[Collected data]
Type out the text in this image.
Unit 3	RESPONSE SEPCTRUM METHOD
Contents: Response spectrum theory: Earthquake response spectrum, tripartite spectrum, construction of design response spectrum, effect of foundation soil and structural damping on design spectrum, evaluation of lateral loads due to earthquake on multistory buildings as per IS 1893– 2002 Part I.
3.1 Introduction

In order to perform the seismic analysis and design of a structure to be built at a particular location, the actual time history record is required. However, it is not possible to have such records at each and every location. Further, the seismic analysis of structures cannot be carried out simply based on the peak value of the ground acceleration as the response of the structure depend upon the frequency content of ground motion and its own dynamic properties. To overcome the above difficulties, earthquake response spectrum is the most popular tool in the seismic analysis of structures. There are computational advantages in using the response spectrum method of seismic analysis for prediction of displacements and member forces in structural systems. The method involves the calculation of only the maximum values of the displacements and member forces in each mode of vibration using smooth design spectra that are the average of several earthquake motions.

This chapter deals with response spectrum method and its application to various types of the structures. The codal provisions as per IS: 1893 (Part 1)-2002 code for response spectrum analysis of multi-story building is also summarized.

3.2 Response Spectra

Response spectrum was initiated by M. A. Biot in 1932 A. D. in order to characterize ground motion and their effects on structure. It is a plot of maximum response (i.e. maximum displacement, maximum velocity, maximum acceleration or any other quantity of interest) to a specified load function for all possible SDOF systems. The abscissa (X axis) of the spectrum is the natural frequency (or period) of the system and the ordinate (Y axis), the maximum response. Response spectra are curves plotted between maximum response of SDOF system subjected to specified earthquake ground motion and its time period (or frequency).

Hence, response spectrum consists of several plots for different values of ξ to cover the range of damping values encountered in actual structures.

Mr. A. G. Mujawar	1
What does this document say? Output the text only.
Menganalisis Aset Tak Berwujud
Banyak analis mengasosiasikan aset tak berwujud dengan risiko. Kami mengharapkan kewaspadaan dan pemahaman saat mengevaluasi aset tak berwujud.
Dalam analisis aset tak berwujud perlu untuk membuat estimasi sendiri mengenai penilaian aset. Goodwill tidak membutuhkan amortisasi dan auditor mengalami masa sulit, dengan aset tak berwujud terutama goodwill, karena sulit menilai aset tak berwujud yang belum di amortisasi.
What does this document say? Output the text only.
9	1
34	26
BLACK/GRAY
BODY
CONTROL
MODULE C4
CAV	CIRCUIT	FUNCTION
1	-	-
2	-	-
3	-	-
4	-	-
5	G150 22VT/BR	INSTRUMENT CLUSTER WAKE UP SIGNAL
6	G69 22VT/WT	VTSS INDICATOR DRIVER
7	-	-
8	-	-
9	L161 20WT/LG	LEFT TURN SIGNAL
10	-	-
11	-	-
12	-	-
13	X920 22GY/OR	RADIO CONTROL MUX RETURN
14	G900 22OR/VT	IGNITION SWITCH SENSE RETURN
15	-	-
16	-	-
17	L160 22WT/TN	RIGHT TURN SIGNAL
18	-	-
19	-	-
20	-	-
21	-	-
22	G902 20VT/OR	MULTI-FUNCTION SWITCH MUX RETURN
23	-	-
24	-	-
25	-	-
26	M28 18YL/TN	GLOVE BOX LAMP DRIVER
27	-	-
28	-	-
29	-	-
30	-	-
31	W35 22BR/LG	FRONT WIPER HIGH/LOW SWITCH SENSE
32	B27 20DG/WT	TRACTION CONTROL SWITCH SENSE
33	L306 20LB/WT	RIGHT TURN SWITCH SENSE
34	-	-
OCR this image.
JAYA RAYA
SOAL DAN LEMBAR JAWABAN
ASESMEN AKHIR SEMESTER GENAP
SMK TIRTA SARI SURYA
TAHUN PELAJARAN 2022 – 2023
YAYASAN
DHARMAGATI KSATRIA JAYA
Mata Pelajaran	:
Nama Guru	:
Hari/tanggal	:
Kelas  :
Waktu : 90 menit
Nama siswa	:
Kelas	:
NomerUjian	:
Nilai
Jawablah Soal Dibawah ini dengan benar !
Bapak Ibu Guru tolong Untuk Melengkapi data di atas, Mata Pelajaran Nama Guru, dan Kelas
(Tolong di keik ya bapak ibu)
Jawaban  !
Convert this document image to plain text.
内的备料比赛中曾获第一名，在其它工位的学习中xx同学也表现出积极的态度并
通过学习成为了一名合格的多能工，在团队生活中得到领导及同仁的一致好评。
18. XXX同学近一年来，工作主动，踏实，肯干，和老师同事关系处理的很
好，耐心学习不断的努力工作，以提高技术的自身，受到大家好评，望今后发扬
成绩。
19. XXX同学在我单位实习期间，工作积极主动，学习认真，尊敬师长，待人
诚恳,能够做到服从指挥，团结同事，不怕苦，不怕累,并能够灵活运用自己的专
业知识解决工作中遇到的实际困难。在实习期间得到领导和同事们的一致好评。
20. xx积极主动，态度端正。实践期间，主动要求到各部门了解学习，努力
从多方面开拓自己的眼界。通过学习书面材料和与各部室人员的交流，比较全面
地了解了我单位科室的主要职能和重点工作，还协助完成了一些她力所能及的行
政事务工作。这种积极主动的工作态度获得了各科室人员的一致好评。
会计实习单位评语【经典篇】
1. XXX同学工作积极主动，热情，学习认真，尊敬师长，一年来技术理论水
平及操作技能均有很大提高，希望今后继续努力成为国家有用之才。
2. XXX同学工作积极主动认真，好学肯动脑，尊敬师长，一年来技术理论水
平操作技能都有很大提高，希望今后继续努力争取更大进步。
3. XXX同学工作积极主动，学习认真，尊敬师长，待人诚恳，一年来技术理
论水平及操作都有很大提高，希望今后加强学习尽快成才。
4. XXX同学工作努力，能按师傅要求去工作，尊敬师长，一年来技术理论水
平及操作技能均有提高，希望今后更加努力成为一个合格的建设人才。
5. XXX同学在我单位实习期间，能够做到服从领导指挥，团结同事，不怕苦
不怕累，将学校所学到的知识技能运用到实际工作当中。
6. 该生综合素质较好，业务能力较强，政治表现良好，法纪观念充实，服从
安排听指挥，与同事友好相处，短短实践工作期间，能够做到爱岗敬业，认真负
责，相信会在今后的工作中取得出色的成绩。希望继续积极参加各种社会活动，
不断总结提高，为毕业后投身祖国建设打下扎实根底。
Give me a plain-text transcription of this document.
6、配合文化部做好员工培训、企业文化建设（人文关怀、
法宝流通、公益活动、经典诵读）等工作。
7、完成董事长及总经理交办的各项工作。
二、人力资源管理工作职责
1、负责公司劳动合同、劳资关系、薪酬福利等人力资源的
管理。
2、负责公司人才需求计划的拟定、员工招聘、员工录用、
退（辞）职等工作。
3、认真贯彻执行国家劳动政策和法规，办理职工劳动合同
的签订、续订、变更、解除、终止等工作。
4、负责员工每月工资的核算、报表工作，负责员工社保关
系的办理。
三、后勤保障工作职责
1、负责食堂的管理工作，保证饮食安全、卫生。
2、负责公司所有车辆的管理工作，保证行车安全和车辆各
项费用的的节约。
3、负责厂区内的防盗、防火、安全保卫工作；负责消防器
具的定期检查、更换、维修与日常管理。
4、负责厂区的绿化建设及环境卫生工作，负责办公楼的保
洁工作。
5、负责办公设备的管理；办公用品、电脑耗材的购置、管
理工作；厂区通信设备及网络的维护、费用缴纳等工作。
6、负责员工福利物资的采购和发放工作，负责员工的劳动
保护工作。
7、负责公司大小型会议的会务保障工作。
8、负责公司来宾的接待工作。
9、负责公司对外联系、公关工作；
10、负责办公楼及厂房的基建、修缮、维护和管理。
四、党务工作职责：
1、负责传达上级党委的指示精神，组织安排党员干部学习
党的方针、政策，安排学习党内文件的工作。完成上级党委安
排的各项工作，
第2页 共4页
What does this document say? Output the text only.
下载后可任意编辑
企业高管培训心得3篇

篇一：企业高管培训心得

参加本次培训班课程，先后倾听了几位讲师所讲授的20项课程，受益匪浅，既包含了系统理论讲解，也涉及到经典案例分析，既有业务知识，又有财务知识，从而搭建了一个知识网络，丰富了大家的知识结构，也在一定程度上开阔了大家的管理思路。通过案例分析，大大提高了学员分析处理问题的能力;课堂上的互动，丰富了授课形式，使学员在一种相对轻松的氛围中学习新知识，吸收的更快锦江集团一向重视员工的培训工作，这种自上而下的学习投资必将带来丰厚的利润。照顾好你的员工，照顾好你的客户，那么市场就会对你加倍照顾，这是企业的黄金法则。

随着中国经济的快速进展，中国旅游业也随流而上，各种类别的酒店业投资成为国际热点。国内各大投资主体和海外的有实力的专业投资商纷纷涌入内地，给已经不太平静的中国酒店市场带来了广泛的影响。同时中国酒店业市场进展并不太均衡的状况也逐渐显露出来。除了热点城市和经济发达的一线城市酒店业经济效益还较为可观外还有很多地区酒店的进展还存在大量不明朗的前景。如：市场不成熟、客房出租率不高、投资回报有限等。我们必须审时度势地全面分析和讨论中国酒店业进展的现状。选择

* _EXERCISE GOAL_
Find all lines with "plain" in them and copy each one.

* _RESULT OF THIS TASK_
Convert this document image to plain text.
Give me a plain-text transcription of this document.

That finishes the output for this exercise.